▶ _Stated task_: Return the listing below verbatim. Pictures do not belong in the copy.

▶ _Material shown_:
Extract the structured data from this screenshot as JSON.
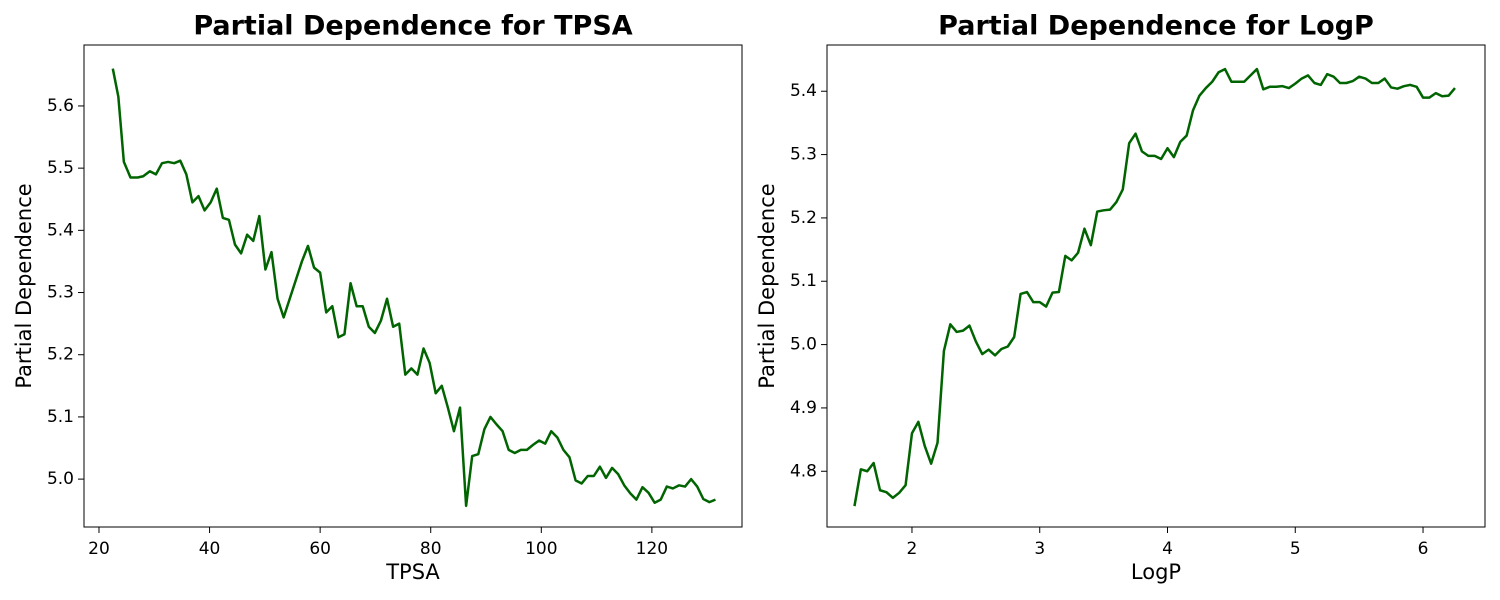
{
  "chart_data": [
    {
      "type": "line",
      "title": "Partial Dependence for TPSA",
      "xlabel": "TPSA",
      "ylabel": "Partial Dependence",
      "xlim": [
        17.29,
        136.3
      ],
      "ylim": [
        4.923,
        5.698
      ],
      "xticks": [
        20,
        40,
        60,
        80,
        100,
        120
      ],
      "yticks": [
        {
          "value": 5,
          "label": "5.0"
        },
        5.1,
        5.2,
        5.3,
        5.4,
        5.5,
        5.6
      ],
      "grid": false,
      "series": [
        {
          "name": "TPSA",
          "color": "#006400",
          "x": [
            22.5,
            23.5,
            24.5,
            25.7,
            27,
            28,
            29.2,
            30.3,
            31.4,
            32.5,
            33.6,
            34.7,
            35.8,
            36.9,
            38,
            39.1,
            40.2,
            41.3,
            42.4,
            43.5,
            44.6,
            45.7,
            46.8,
            47.9,
            49,
            50.1,
            51.2,
            52.3,
            53.4,
            54.5,
            55.6,
            56.7,
            57.8,
            58.9,
            60,
            61.1,
            62.2,
            63.3,
            64.4,
            65.5,
            66.6,
            67.7,
            68.8,
            69.9,
            71,
            72.1,
            73.2,
            74.3,
            75.4,
            76.5,
            77.6,
            78.7,
            79.8,
            80.9,
            82,
            83.1,
            84.2,
            85.3,
            86.4,
            87.5,
            88.6,
            89.7,
            90.8,
            91.9,
            93,
            94.1,
            95.2,
            96.3,
            97.4,
            98.5,
            99.6,
            100.7,
            101.8,
            102.9,
            104,
            105.1,
            106.2,
            107.3,
            108.4,
            109.5,
            110.6,
            111.7,
            112.8,
            113.9,
            115,
            116.1,
            117.2,
            118.3,
            119.4,
            120.5,
            121.6,
            122.7,
            123.8,
            124.9,
            126,
            127.1,
            128.2,
            129.3,
            130.4,
            131.5
          ],
          "values": [
            5.66,
            5.615,
            5.51,
            5.485,
            5.485,
            5.487,
            5.495,
            5.49,
            5.508,
            5.51,
            5.508,
            5.512,
            5.49,
            5.445,
            5.455,
            5.432,
            5.445,
            5.467,
            5.42,
            5.417,
            5.377,
            5.363,
            5.393,
            5.383,
            5.423,
            5.337,
            5.365,
            5.29,
            5.26,
            5.29,
            5.32,
            5.35,
            5.375,
            5.34,
            5.332,
            5.268,
            5.278,
            5.228,
            5.233,
            5.315,
            5.278,
            5.278,
            5.245,
            5.235,
            5.255,
            5.29,
            5.245,
            5.25,
            5.168,
            5.178,
            5.168,
            5.21,
            5.187,
            5.138,
            5.15,
            5.115,
            5.077,
            5.115,
            4.957,
            5.037,
            5.04,
            5.08,
            5.1,
            5.088,
            5.077,
            5.047,
            5.042,
            5.047,
            5.047,
            5.055,
            5.062,
            5.057,
            5.077,
            5.067,
            5.047,
            5.035,
            4.998,
            4.993,
            5.005,
            5.005,
            5.02,
            5.002,
            5.018,
            5.008,
            4.99,
            4.977,
            4.967,
            4.987,
            4.978,
            4.962,
            4.967,
            4.988,
            4.985,
            4.99,
            4.988,
            5.0,
            4.988,
            4.968,
            4.963,
            4.967
          ]
        }
      ]
    },
    {
      "type": "line",
      "title": "Partial Dependence for LogP",
      "xlabel": "LogP",
      "ylabel": "Partial Dependence",
      "xlim": [
        1.335,
        6.485
      ],
      "ylim": [
        4.712,
        5.473
      ],
      "xticks": [
        2,
        3,
        4,
        5,
        6
      ],
      "yticks": [
        4.8,
        4.9,
        {
          "value": 5,
          "label": "5.0"
        },
        5.1,
        5.2,
        5.3,
        5.4
      ],
      "grid": false,
      "series": [
        {
          "name": "LogP",
          "color": "#006400",
          "x": [
            1.55,
            1.6,
            1.65,
            1.7,
            1.75,
            1.8,
            1.85,
            1.9,
            1.95,
            2.0,
            2.05,
            2.1,
            2.15,
            2.2,
            2.25,
            2.3,
            2.35,
            2.4,
            2.45,
            2.5,
            2.55,
            2.6,
            2.65,
            2.7,
            2.75,
            2.8,
            2.85,
            2.9,
            2.95,
            3.0,
            3.05,
            3.1,
            3.15,
            3.2,
            3.25,
            3.3,
            3.35,
            3.4,
            3.45,
            3.5,
            3.55,
            3.6,
            3.65,
            3.7,
            3.75,
            3.8,
            3.85,
            3.9,
            3.95,
            4.0,
            4.05,
            4.1,
            4.15,
            4.2,
            4.25,
            4.3,
            4.35,
            4.4,
            4.45,
            4.5,
            4.55,
            4.6,
            4.65,
            4.7,
            4.75,
            4.8,
            4.85,
            4.9,
            4.95,
            5.0,
            5.05,
            5.1,
            5.15,
            5.2,
            5.25,
            5.3,
            5.35,
            5.4,
            5.45,
            5.5,
            5.55,
            5.6,
            5.65,
            5.7,
            5.75,
            5.8,
            5.85,
            5.9,
            5.95,
            6.0,
            6.05,
            6.1,
            6.15,
            6.2,
            6.25
          ],
          "values": [
            4.745,
            4.803,
            4.8,
            4.813,
            4.77,
            4.767,
            4.758,
            4.766,
            4.778,
            4.86,
            4.878,
            4.84,
            4.812,
            4.845,
            4.99,
            5.032,
            5.02,
            5.022,
            5.03,
            5.005,
            4.985,
            4.992,
            4.983,
            4.993,
            4.997,
            5.012,
            5.08,
            5.083,
            5.067,
            5.067,
            5.06,
            5.082,
            5.083,
            5.14,
            5.133,
            5.145,
            5.183,
            5.157,
            5.21,
            5.212,
            5.213,
            5.225,
            5.245,
            5.318,
            5.333,
            5.305,
            5.298,
            5.298,
            5.293,
            5.31,
            5.296,
            5.32,
            5.33,
            5.37,
            5.393,
            5.405,
            5.415,
            5.43,
            5.435,
            5.415,
            5.415,
            5.415,
            5.425,
            5.435,
            5.403,
            5.407,
            5.407,
            5.408,
            5.405,
            5.412,
            5.42,
            5.425,
            5.413,
            5.41,
            5.427,
            5.423,
            5.413,
            5.413,
            5.416,
            5.423,
            5.42,
            5.413,
            5.413,
            5.42,
            5.406,
            5.404,
            5.408,
            5.41,
            5.407,
            5.39,
            5.39,
            5.397,
            5.392,
            5.393,
            5.405
          ]
        }
      ]
    }
  ]
}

▶ _Task output_:
Extract the structured data from this screenshot as JSON.
{
  "chart_data": [
    {
      "type": "line",
      "title": "Partial Dependence for TPSA",
      "xlabel": "TPSA",
      "ylabel": "Partial Dependence",
      "xlim": [
        17.29,
        136.3
      ],
      "ylim": [
        4.923,
        5.698
      ],
      "xticks": [
        20,
        40,
        60,
        80,
        100,
        120
      ],
      "yticks": [
        {
          "value": 5,
          "label": "5.0"
        },
        5.1,
        5.2,
        5.3,
        5.4,
        5.5,
        5.6
      ],
      "grid": false,
      "series": [
        {
          "name": "TPSA",
          "color": "#006400",
          "x": [
            22.5,
            23.5,
            24.5,
            25.7,
            27,
            28,
            29.2,
            30.3,
            31.4,
            32.5,
            33.6,
            34.7,
            35.8,
            36.9,
            38,
            39.1,
            40.2,
            41.3,
            42.4,
            43.5,
            44.6,
            45.7,
            46.8,
            47.9,
            49,
            50.1,
            51.2,
            52.3,
            53.4,
            54.5,
            55.6,
            56.7,
            57.8,
            58.9,
            60,
            61.1,
            62.2,
            63.3,
            64.4,
            65.5,
            66.6,
            67.7,
            68.8,
            69.9,
            71,
            72.1,
            73.2,
            74.3,
            75.4,
            76.5,
            77.6,
            78.7,
            79.8,
            80.9,
            82,
            83.1,
            84.2,
            85.3,
            86.4,
            87.5,
            88.6,
            89.7,
            90.8,
            91.9,
            93,
            94.1,
            95.2,
            96.3,
            97.4,
            98.5,
            99.6,
            100.7,
            101.8,
            102.9,
            104,
            105.1,
            106.2,
            107.3,
            108.4,
            109.5,
            110.6,
            111.7,
            112.8,
            113.9,
            115,
            116.1,
            117.2,
            118.3,
            119.4,
            120.5,
            121.6,
            122.7,
            123.8,
            124.9,
            126,
            127.1,
            128.2,
            129.3,
            130.4,
            131.5
          ],
          "values": [
            5.66,
            5.615,
            5.51,
            5.485,
            5.485,
            5.487,
            5.495,
            5.49,
            5.508,
            5.51,
            5.508,
            5.512,
            5.49,
            5.445,
            5.455,
            5.432,
            5.445,
            5.467,
            5.42,
            5.417,
            5.377,
            5.363,
            5.393,
            5.383,
            5.423,
            5.337,
            5.365,
            5.29,
            5.26,
            5.29,
            5.32,
            5.35,
            5.375,
            5.34,
            5.332,
            5.268,
            5.278,
            5.228,
            5.233,
            5.315,
            5.278,
            5.278,
            5.245,
            5.235,
            5.255,
            5.29,
            5.245,
            5.25,
            5.168,
            5.178,
            5.168,
            5.21,
            5.187,
            5.138,
            5.15,
            5.115,
            5.077,
            5.115,
            4.957,
            5.037,
            5.04,
            5.08,
            5.1,
            5.088,
            5.077,
            5.047,
            5.042,
            5.047,
            5.047,
            5.055,
            5.062,
            5.057,
            5.077,
            5.067,
            5.047,
            5.035,
            4.998,
            4.993,
            5.005,
            5.005,
            5.02,
            5.002,
            5.018,
            5.008,
            4.99,
            4.977,
            4.967,
            4.987,
            4.978,
            4.962,
            4.967,
            4.988,
            4.985,
            4.99,
            4.988,
            5.0,
            4.988,
            4.968,
            4.963,
            4.967
          ]
        }
      ]
    },
    {
      "type": "line",
      "title": "Partial Dependence for LogP",
      "xlabel": "LogP",
      "ylabel": "Partial Dependence",
      "xlim": [
        1.335,
        6.485
      ],
      "ylim": [
        4.712,
        5.473
      ],
      "xticks": [
        2,
        3,
        4,
        5,
        6
      ],
      "yticks": [
        4.8,
        4.9,
        {
          "value": 5,
          "label": "5.0"
        },
        5.1,
        5.2,
        5.3,
        5.4
      ],
      "grid": false,
      "series": [
        {
          "name": "LogP",
          "color": "#006400",
          "x": [
            1.55,
            1.6,
            1.65,
            1.7,
            1.75,
            1.8,
            1.85,
            1.9,
            1.95,
            2.0,
            2.05,
            2.1,
            2.15,
            2.2,
            2.25,
            2.3,
            2.35,
            2.4,
            2.45,
            2.5,
            2.55,
            2.6,
            2.65,
            2.7,
            2.75,
            2.8,
            2.85,
            2.9,
            2.95,
            3.0,
            3.05,
            3.1,
            3.15,
            3.2,
            3.25,
            3.3,
            3.35,
            3.4,
            3.45,
            3.5,
            3.55,
            3.6,
            3.65,
            3.7,
            3.75,
            3.8,
            3.85,
            3.9,
            3.95,
            4.0,
            4.05,
            4.1,
            4.15,
            4.2,
            4.25,
            4.3,
            4.35,
            4.4,
            4.45,
            4.5,
            4.55,
            4.6,
            4.65,
            4.7,
            4.75,
            4.8,
            4.85,
            4.9,
            4.95,
            5.0,
            5.05,
            5.1,
            5.15,
            5.2,
            5.25,
            5.3,
            5.35,
            5.4,
            5.45,
            5.5,
            5.55,
            5.6,
            5.65,
            5.7,
            5.75,
            5.8,
            5.85,
            5.9,
            5.95,
            6.0,
            6.05,
            6.1,
            6.15,
            6.2,
            6.25
          ],
          "values": [
            4.745,
            4.803,
            4.8,
            4.813,
            4.77,
            4.767,
            4.758,
            4.766,
            4.778,
            4.86,
            4.878,
            4.84,
            4.812,
            4.845,
            4.99,
            5.032,
            5.02,
            5.022,
            5.03,
            5.005,
            4.985,
            4.992,
            4.983,
            4.993,
            4.997,
            5.012,
            5.08,
            5.083,
            5.067,
            5.067,
            5.06,
            5.082,
            5.083,
            5.14,
            5.133,
            5.145,
            5.183,
            5.157,
            5.21,
            5.212,
            5.213,
            5.225,
            5.245,
            5.318,
            5.333,
            5.305,
            5.298,
            5.298,
            5.293,
            5.31,
            5.296,
            5.32,
            5.33,
            5.37,
            5.393,
            5.405,
            5.415,
            5.43,
            5.435,
            5.415,
            5.415,
            5.415,
            5.425,
            5.435,
            5.403,
            5.407,
            5.407,
            5.408,
            5.405,
            5.412,
            5.42,
            5.425,
            5.413,
            5.41,
            5.427,
            5.423,
            5.413,
            5.413,
            5.416,
            5.423,
            5.42,
            5.413,
            5.413,
            5.42,
            5.406,
            5.404,
            5.408,
            5.41,
            5.407,
            5.39,
            5.39,
            5.397,
            5.392,
            5.393,
            5.405
          ]
        }
      ]
    }
  ]
}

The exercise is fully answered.